▶ **Work required**: Go through the records underneath and count the lines that include the string "Period". Give nothing but the number.

[Dataset records]

* * * * *

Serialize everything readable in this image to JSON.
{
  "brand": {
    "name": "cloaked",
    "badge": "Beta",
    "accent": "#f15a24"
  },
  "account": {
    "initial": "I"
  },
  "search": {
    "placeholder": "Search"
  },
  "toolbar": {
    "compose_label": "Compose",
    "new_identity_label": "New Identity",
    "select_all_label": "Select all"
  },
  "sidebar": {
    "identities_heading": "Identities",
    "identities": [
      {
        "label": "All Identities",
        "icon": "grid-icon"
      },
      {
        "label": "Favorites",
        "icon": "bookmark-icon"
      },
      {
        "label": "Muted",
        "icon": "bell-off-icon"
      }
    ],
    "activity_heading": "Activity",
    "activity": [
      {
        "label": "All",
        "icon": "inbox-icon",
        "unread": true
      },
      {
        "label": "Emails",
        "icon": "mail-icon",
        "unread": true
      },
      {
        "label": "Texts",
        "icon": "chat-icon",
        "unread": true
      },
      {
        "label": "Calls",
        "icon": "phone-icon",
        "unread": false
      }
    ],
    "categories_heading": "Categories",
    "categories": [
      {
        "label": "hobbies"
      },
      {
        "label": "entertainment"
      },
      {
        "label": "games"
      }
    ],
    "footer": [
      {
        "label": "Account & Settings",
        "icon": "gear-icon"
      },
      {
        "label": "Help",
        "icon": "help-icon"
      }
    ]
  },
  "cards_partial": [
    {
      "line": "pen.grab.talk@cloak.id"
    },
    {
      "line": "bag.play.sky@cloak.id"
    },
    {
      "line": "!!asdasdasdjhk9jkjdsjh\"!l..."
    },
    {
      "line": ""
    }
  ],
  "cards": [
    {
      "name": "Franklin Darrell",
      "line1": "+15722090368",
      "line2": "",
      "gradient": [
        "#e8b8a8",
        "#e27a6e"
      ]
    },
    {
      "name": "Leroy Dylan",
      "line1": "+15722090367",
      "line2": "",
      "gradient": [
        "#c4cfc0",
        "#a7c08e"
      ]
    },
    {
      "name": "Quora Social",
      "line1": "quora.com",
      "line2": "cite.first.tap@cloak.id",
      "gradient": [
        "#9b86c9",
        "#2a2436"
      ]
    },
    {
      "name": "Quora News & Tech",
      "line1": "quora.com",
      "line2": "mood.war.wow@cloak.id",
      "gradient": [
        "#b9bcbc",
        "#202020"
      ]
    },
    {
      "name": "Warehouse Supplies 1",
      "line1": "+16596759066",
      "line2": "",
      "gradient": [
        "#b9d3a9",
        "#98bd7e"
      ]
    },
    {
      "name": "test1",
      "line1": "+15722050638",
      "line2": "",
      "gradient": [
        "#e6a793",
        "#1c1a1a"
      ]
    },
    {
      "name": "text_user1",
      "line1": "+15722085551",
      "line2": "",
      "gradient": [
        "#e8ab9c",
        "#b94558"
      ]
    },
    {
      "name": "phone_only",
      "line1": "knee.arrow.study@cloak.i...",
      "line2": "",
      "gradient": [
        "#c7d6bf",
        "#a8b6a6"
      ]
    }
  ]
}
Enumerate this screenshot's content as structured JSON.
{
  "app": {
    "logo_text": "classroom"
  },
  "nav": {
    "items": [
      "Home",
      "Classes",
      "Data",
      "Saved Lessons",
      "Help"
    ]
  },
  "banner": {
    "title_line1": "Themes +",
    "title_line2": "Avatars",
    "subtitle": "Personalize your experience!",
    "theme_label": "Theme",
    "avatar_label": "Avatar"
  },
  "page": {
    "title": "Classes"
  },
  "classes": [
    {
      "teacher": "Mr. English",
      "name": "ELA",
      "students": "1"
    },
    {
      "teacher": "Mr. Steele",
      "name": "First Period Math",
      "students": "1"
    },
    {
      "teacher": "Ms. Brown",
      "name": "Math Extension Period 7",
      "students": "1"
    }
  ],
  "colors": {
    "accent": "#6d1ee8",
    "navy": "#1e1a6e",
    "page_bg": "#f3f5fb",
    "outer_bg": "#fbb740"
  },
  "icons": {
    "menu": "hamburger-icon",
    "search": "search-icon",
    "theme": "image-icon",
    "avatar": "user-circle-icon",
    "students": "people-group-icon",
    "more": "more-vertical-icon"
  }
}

* * * * *

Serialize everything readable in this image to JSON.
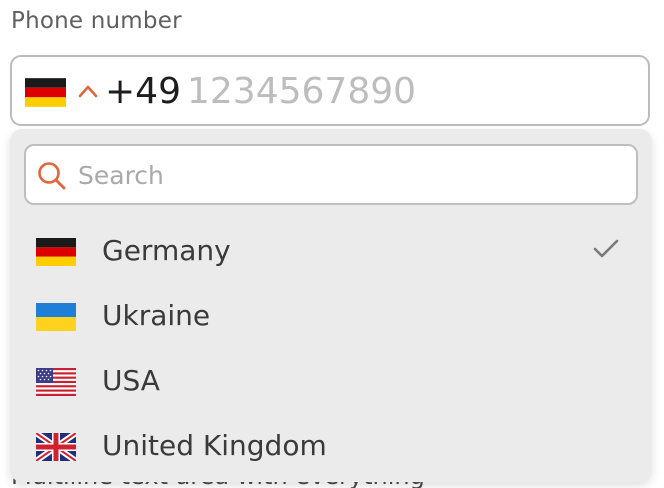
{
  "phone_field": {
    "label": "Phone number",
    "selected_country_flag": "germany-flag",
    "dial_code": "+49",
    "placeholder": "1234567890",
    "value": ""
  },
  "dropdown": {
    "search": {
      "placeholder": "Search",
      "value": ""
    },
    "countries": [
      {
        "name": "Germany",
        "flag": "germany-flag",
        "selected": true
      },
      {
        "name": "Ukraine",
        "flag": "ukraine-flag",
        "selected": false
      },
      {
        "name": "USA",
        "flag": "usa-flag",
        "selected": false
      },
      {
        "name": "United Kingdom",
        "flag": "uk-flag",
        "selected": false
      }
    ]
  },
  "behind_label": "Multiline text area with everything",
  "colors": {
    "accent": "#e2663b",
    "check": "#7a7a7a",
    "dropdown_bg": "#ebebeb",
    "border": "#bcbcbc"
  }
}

* * * * *

▶ **Correct result**: 2